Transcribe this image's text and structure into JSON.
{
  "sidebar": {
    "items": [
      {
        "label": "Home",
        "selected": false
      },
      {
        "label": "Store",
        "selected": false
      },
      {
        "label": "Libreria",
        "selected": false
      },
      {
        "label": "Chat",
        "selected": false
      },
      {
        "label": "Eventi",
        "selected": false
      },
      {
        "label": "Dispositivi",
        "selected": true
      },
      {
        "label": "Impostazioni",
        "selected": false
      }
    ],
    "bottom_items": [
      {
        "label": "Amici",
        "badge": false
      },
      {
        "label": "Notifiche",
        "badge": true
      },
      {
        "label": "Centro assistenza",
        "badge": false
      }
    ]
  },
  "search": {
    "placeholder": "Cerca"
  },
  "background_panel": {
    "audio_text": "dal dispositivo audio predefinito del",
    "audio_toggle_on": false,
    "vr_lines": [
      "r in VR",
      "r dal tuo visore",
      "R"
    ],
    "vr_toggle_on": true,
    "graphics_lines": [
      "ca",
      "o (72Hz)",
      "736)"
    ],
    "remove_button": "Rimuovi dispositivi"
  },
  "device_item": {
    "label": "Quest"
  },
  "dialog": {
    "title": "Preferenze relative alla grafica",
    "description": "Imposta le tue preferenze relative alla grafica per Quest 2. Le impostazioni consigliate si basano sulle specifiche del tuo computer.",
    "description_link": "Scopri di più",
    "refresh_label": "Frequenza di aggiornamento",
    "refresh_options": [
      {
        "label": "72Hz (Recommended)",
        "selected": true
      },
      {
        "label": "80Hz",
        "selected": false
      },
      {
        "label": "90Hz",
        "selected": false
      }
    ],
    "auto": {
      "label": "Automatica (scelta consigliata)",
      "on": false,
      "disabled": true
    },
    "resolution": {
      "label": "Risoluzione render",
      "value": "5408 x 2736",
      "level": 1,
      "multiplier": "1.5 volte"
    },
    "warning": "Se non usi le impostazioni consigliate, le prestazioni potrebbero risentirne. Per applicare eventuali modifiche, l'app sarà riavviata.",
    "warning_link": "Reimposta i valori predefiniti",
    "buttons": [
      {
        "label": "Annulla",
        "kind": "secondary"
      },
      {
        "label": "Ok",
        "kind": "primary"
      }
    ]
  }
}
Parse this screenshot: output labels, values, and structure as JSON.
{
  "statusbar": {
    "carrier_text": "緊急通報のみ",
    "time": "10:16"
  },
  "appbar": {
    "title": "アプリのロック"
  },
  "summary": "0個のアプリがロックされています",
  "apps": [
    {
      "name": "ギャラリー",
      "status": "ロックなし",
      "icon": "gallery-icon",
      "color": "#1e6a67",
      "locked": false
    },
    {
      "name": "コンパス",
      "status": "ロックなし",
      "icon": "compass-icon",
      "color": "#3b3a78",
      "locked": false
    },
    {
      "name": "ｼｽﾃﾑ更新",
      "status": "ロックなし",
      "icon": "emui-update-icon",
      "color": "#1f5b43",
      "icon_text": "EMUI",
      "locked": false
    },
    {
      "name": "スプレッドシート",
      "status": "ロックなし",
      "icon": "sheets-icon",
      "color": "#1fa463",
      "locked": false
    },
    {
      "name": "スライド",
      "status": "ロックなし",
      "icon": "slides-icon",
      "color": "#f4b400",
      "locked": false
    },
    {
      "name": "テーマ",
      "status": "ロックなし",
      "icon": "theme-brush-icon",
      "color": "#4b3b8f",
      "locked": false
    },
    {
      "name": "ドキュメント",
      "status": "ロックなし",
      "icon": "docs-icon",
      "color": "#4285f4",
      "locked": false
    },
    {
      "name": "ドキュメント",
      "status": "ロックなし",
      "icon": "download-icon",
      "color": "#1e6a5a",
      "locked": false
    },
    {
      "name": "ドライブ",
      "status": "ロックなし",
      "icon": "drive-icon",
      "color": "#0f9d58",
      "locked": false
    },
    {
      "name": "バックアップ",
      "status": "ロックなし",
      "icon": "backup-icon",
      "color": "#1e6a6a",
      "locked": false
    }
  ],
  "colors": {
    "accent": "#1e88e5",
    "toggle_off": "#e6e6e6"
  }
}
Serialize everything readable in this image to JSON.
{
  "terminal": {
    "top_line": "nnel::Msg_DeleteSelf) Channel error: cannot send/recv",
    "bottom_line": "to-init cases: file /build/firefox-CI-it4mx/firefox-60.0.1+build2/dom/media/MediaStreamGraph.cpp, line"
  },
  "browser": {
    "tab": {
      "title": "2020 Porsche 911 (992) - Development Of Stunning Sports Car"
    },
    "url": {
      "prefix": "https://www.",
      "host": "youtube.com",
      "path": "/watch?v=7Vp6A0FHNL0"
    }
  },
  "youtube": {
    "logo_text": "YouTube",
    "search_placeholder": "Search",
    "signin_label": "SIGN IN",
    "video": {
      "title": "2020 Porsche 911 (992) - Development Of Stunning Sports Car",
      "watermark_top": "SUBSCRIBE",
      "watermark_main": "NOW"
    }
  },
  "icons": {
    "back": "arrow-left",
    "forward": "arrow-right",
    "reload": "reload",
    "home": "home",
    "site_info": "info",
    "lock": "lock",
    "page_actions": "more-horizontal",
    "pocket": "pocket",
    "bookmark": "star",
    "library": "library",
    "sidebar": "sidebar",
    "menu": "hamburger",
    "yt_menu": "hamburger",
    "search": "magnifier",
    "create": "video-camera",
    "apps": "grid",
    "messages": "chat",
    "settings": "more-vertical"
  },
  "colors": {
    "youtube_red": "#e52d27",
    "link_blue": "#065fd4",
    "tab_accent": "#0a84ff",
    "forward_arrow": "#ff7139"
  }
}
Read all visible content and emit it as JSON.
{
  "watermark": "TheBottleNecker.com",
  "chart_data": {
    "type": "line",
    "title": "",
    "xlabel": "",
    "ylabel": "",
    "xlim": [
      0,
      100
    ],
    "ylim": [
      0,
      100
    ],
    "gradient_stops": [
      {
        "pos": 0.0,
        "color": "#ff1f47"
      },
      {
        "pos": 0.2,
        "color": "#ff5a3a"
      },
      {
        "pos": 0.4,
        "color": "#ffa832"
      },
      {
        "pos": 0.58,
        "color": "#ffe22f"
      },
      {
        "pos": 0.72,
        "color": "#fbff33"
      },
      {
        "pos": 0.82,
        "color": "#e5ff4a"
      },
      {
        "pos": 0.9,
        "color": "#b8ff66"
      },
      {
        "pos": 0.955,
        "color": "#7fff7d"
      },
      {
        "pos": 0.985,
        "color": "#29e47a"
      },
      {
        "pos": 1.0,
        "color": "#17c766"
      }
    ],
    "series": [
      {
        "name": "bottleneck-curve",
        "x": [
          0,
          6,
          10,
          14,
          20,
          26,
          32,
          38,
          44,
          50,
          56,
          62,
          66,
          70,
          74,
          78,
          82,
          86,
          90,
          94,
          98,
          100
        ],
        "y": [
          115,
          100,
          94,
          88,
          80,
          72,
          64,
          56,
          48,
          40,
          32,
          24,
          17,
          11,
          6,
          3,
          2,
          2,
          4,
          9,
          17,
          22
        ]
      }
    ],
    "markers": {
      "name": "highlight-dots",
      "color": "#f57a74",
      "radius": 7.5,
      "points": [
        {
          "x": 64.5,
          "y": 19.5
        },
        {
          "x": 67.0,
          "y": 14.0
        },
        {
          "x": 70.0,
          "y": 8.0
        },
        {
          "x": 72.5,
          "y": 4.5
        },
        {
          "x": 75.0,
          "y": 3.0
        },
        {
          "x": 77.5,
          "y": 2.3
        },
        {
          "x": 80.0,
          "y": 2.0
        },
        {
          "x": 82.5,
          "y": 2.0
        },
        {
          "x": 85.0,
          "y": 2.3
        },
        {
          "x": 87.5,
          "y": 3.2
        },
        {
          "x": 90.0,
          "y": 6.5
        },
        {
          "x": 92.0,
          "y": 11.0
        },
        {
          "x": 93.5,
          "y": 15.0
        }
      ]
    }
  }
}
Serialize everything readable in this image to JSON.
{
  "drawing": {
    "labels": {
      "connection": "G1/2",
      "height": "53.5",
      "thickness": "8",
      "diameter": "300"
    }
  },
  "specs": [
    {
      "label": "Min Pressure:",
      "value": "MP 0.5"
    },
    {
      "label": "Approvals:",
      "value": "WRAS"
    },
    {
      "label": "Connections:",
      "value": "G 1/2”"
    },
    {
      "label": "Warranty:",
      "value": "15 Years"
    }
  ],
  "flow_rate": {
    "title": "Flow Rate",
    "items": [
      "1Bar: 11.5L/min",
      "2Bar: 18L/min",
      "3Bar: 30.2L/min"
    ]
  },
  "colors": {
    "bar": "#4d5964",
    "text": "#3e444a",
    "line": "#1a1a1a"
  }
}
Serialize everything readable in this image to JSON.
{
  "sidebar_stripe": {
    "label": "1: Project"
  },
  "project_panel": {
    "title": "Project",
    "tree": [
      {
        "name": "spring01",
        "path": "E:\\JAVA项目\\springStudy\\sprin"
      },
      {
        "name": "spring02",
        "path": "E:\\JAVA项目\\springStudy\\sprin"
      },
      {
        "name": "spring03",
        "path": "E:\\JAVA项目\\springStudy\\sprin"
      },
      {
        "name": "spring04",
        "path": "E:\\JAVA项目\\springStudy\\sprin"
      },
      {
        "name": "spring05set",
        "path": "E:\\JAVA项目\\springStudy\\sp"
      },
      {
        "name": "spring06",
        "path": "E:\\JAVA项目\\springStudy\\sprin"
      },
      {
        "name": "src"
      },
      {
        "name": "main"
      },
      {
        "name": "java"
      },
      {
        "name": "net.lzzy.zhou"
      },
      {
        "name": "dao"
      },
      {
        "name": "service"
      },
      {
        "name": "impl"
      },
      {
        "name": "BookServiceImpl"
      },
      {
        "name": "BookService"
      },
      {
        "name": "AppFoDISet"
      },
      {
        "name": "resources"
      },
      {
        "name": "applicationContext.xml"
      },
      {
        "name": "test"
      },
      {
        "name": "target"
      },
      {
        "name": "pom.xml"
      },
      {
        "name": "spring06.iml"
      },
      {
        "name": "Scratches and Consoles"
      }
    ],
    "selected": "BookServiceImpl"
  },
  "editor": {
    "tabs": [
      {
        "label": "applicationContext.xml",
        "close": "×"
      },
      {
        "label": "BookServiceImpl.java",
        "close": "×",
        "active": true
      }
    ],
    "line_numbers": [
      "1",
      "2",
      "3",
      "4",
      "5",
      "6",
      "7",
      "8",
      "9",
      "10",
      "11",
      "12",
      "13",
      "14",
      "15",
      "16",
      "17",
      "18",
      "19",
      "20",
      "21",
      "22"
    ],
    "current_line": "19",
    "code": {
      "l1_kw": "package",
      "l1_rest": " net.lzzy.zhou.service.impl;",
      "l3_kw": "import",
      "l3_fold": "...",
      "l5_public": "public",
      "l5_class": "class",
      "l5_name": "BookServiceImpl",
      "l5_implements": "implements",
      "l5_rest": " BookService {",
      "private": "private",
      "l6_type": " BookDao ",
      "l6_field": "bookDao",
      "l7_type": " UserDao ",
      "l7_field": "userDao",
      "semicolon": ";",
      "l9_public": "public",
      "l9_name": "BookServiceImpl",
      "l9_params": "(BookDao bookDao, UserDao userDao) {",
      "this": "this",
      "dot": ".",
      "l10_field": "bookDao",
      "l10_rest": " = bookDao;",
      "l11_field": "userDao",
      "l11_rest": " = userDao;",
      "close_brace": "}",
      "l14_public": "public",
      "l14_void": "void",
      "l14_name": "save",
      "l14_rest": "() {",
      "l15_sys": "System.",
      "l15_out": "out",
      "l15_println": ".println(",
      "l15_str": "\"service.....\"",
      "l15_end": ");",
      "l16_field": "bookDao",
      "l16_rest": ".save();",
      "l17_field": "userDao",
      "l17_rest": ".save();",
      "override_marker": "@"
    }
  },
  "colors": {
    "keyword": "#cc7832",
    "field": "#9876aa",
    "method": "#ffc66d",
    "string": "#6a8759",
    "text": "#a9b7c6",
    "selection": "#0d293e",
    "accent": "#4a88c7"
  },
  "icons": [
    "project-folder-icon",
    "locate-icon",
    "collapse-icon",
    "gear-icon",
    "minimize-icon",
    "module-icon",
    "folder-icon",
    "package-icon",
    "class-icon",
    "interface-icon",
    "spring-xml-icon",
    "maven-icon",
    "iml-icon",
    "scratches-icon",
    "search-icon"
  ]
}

════════════════════

• _Aim of the exercise_: Return every line above that contains the word "grafica".

• _Solution to the exercise_:
    "title": "Preferenze relative alla grafica",
    "description": "Imposta le tue preferenze relative alla grafica per Quest 2. Le impostazioni consigliate si basano sulle specifiche del tuo computer.",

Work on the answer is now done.